• **Requirement**
A single number is the answer here: how many lines of the entries contain "structure"?

• **Listing**

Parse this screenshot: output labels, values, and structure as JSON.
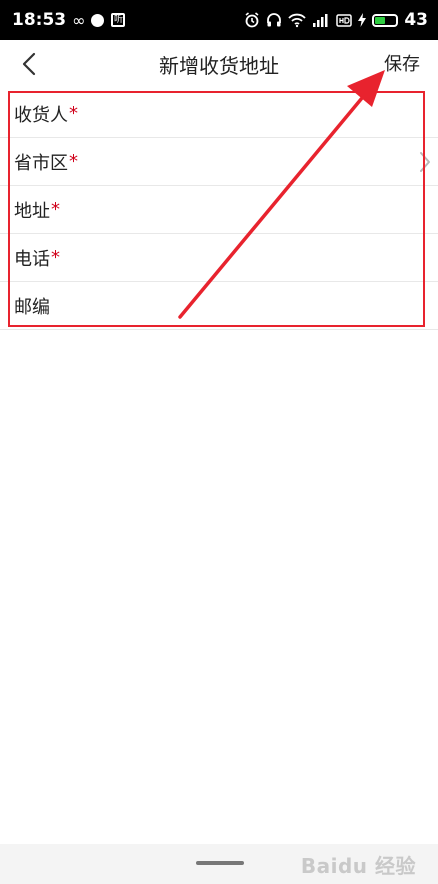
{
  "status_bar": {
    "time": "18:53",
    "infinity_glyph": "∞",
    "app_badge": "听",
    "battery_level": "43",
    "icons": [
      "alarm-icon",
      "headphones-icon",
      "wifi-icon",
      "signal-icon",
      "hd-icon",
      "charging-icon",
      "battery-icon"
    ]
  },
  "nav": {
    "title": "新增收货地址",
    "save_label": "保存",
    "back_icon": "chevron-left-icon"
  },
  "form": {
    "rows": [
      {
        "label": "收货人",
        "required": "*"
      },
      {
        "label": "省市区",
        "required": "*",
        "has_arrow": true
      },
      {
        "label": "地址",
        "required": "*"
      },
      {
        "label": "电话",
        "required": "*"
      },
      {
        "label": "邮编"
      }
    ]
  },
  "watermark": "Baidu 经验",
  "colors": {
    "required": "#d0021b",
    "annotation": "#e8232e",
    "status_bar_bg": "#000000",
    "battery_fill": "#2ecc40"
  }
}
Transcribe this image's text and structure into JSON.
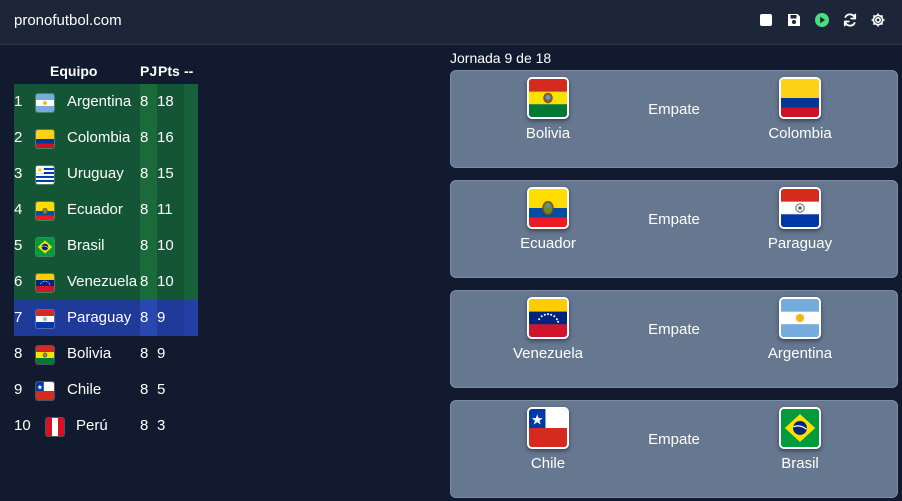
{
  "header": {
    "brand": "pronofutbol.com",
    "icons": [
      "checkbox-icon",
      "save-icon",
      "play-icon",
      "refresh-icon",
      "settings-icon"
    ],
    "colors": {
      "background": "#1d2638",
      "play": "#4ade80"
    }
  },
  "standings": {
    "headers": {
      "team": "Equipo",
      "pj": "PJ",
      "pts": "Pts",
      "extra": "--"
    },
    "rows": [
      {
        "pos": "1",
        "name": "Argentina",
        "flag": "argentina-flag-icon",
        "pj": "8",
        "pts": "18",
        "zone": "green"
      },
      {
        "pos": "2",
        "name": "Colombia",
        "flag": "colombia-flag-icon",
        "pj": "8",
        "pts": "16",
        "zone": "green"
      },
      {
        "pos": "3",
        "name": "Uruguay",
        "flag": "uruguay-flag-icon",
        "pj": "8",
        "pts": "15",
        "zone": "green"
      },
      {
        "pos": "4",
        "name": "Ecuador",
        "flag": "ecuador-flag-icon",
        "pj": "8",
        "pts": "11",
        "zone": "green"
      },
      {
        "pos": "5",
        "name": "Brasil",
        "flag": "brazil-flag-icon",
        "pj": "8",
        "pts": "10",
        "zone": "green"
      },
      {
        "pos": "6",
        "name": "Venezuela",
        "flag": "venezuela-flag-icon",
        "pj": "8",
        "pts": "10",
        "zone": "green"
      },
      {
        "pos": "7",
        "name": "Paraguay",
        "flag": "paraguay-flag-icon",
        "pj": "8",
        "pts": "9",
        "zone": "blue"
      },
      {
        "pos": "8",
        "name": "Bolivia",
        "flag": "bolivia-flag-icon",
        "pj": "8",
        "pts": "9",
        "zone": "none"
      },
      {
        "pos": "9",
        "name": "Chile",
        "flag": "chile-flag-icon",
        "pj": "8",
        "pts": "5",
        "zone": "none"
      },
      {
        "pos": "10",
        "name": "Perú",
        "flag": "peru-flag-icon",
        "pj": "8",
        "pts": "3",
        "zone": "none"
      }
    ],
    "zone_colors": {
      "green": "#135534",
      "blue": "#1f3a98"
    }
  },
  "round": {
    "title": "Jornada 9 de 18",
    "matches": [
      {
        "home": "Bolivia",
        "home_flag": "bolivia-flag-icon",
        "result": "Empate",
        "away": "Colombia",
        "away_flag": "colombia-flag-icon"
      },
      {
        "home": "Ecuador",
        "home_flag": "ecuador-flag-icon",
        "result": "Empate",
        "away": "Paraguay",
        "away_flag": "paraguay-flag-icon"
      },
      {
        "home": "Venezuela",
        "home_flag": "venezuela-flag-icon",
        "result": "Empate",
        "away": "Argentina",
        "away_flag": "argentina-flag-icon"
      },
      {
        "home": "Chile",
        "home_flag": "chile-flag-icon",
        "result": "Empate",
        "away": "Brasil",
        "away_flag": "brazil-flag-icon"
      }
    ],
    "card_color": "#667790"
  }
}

• **Result**
2